» **Exercise**
Go through the listing below and list every line with "عمومی".

» **Information shown**

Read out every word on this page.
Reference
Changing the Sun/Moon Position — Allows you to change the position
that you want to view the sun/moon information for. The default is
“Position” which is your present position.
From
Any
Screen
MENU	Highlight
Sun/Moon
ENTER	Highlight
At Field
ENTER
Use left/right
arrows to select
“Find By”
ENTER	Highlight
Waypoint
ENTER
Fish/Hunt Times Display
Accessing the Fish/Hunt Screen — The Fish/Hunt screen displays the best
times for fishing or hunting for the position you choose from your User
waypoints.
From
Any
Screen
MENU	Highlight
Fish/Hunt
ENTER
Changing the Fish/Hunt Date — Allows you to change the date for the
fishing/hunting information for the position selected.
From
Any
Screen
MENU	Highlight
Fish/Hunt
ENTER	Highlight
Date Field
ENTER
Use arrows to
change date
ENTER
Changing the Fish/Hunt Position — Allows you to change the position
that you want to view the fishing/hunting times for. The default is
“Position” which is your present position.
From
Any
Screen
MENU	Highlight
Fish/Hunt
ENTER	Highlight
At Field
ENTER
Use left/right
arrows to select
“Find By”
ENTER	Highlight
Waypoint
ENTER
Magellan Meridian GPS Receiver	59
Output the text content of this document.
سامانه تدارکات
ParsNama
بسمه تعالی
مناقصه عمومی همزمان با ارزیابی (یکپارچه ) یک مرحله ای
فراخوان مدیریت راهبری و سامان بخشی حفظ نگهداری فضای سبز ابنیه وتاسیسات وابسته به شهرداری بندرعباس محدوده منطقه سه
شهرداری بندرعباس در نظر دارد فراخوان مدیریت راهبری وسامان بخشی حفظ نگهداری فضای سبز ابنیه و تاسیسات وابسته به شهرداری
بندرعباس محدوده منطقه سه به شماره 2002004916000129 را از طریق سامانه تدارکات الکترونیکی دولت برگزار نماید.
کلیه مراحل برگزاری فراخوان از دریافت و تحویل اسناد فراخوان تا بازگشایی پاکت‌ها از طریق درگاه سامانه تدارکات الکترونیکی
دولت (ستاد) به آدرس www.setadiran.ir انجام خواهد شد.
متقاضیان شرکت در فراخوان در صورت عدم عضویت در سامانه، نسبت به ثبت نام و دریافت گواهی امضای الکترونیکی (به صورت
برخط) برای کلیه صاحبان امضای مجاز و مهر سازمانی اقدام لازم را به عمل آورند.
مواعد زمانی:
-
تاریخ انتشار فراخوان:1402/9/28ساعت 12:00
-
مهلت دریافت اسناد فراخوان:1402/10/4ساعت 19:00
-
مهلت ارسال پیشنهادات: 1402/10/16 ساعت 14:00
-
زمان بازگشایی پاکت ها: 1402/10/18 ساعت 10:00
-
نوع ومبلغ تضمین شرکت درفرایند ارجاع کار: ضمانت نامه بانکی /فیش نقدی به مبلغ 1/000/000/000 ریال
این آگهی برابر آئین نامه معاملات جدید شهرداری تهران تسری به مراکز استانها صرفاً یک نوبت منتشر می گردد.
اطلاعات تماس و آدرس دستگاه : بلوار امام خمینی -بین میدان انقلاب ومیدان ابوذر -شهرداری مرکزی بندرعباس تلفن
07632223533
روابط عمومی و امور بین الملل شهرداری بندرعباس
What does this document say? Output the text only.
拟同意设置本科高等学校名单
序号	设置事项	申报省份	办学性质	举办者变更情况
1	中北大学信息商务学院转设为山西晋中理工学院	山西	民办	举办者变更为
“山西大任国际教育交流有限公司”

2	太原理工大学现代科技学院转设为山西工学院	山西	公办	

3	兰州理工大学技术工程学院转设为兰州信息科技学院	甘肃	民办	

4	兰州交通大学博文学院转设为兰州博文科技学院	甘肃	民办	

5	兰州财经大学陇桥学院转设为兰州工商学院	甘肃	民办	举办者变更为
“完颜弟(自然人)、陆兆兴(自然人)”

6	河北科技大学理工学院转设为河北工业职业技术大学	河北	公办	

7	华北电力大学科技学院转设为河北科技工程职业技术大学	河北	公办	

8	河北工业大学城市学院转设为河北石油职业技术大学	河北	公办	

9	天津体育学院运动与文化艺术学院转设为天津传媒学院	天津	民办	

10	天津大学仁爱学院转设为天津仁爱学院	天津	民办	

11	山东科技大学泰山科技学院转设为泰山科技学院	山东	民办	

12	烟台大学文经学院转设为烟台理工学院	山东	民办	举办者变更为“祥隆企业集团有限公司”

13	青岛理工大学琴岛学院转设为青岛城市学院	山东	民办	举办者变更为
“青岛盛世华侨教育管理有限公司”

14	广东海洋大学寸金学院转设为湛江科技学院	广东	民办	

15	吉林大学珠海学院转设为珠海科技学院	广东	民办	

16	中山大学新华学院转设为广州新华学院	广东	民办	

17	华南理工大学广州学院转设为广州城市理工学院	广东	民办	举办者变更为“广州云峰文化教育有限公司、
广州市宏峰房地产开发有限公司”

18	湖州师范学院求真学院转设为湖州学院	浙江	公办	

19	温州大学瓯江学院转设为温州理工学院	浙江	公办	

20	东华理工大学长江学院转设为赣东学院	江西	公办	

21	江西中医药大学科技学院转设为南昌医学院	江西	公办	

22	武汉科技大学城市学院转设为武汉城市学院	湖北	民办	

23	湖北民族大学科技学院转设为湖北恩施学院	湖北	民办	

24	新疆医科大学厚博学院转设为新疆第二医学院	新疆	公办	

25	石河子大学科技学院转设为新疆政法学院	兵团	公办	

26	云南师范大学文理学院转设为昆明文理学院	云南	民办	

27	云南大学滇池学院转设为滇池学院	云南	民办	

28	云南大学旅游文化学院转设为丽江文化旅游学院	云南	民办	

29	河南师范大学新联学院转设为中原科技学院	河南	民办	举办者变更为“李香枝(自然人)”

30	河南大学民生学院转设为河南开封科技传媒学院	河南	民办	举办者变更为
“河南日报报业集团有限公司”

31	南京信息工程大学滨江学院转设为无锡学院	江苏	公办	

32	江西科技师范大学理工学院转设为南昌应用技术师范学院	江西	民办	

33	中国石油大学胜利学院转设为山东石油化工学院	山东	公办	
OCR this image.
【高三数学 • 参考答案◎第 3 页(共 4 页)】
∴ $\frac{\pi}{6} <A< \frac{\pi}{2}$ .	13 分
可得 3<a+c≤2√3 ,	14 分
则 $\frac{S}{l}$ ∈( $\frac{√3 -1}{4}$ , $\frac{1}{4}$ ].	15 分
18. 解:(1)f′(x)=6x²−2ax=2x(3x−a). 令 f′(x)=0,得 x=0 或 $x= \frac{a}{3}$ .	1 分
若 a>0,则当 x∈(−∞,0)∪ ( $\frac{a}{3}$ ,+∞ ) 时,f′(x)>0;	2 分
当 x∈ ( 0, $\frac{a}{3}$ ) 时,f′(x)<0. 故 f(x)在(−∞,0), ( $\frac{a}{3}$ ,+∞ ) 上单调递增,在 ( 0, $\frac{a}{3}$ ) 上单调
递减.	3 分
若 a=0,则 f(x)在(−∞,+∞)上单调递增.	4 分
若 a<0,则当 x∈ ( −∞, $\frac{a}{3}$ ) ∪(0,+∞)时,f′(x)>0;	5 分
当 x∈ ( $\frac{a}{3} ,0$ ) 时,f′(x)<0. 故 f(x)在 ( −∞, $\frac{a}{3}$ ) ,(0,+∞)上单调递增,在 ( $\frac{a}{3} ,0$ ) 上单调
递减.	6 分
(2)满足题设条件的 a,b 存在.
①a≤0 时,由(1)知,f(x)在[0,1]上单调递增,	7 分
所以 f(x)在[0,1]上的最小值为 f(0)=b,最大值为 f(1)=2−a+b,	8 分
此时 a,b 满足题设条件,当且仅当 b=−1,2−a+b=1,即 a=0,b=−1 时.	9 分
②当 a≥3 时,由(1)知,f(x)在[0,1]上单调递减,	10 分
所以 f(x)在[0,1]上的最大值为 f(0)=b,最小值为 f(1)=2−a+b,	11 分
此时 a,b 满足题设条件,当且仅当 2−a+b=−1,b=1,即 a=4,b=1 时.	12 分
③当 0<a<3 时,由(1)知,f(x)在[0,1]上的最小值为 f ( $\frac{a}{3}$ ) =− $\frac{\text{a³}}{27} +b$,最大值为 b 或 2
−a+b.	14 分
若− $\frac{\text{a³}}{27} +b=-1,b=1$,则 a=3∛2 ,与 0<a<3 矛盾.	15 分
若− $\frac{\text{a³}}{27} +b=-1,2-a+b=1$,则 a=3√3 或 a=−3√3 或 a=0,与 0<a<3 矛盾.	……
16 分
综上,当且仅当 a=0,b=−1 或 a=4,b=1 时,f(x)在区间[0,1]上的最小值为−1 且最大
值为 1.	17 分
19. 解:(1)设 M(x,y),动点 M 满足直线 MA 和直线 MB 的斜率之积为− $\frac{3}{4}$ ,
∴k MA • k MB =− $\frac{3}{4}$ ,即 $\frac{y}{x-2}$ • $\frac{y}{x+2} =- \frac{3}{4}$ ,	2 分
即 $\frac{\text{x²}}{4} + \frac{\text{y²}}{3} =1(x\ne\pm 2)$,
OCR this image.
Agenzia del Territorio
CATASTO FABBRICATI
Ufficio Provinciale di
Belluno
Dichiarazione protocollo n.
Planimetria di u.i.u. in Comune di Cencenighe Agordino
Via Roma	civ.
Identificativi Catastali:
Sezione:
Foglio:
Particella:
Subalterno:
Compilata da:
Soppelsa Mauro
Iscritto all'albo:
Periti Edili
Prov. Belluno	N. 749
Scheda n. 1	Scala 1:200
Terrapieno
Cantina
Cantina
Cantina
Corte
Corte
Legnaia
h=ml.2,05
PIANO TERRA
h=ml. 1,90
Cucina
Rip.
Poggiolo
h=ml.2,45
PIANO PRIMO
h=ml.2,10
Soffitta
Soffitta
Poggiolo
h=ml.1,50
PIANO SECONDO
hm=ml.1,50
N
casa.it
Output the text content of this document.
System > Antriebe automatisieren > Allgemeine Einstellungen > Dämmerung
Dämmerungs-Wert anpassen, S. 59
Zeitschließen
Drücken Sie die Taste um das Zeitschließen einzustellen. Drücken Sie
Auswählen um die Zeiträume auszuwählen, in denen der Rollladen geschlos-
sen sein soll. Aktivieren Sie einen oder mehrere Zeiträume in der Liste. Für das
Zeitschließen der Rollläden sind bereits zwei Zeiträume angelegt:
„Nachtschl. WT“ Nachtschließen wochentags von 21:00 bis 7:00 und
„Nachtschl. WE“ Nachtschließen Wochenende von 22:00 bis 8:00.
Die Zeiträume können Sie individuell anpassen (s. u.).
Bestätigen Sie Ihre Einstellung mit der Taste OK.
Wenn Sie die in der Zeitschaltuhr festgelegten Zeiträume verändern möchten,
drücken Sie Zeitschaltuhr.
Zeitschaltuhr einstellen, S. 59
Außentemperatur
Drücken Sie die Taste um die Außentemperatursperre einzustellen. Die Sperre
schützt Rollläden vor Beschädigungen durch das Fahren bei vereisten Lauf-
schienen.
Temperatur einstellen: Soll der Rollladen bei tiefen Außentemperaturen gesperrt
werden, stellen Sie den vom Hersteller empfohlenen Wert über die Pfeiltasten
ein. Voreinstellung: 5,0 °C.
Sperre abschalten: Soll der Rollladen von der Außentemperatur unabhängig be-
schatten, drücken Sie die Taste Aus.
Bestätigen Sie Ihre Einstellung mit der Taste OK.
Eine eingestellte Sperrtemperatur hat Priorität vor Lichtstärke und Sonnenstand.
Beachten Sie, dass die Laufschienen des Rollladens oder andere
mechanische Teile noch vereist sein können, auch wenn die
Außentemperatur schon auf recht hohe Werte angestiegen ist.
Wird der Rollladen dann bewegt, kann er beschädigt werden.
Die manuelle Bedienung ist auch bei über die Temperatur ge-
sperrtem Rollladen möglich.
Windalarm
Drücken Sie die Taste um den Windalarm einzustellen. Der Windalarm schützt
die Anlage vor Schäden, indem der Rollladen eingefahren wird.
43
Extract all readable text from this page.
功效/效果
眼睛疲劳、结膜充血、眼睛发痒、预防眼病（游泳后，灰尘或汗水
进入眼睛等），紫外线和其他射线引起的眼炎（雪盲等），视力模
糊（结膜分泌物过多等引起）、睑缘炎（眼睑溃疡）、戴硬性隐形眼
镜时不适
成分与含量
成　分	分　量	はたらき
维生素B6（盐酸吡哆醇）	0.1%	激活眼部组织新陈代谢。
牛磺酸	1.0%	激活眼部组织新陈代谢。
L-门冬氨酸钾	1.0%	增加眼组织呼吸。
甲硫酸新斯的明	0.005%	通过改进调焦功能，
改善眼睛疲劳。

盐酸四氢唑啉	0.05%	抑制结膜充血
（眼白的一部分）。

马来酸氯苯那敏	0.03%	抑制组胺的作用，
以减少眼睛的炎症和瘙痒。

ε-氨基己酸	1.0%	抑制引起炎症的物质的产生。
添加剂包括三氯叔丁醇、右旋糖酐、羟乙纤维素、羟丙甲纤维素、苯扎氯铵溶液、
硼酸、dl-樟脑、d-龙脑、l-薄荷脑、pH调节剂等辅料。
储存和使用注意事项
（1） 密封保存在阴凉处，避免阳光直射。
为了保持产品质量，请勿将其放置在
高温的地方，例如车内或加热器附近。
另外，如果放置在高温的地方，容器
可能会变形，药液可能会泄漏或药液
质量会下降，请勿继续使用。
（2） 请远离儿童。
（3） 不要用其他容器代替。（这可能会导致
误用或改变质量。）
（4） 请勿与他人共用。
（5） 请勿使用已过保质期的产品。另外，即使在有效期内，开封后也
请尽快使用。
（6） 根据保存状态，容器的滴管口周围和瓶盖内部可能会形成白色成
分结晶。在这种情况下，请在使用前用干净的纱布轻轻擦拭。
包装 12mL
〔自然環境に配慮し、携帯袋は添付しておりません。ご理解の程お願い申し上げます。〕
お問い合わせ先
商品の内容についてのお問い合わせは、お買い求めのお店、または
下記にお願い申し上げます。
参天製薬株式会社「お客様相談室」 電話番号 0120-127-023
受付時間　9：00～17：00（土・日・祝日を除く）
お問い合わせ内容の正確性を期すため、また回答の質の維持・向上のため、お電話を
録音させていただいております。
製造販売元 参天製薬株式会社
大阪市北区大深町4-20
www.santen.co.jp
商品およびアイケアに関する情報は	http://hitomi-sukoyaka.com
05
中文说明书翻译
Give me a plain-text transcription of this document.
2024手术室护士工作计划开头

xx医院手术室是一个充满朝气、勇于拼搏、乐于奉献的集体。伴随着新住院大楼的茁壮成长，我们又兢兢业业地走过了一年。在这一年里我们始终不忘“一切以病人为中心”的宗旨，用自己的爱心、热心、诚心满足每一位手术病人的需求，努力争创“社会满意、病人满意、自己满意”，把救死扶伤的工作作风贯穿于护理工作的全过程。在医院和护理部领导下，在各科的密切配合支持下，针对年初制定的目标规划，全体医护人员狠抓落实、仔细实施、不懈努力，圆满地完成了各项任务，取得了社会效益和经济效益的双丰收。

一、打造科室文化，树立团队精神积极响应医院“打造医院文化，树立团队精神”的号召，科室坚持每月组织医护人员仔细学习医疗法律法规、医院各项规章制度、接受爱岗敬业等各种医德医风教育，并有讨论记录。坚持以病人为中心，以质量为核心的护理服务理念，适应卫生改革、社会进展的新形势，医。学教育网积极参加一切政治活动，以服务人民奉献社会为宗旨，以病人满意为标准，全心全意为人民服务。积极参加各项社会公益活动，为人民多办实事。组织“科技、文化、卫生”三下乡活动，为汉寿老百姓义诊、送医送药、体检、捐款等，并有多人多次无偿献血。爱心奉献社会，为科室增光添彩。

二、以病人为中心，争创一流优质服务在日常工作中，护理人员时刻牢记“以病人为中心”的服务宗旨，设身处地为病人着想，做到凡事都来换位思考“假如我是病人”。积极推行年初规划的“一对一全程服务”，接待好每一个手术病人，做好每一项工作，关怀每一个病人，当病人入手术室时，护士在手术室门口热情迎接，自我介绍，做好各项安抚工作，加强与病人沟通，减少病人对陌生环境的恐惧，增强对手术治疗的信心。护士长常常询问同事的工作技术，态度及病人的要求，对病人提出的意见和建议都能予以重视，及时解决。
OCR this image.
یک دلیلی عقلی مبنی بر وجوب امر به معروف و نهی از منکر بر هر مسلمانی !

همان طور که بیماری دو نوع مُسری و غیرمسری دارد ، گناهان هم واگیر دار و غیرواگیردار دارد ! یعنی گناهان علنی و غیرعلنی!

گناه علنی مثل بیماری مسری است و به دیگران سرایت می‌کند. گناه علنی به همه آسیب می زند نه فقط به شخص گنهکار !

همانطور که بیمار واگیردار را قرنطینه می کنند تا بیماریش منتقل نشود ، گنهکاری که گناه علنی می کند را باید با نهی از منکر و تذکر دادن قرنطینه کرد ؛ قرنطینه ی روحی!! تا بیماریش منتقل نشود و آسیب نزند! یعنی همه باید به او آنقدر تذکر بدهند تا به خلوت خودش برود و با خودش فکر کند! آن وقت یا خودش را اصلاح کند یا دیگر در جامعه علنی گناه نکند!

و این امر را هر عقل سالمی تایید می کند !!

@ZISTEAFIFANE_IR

» **Exercise answer**
مناقصه عمومی همزمان با ارزیابی (یکپارچه ) یک مرحله ای
روابط عمومی و امور بین الملل شهرداری بندرعباس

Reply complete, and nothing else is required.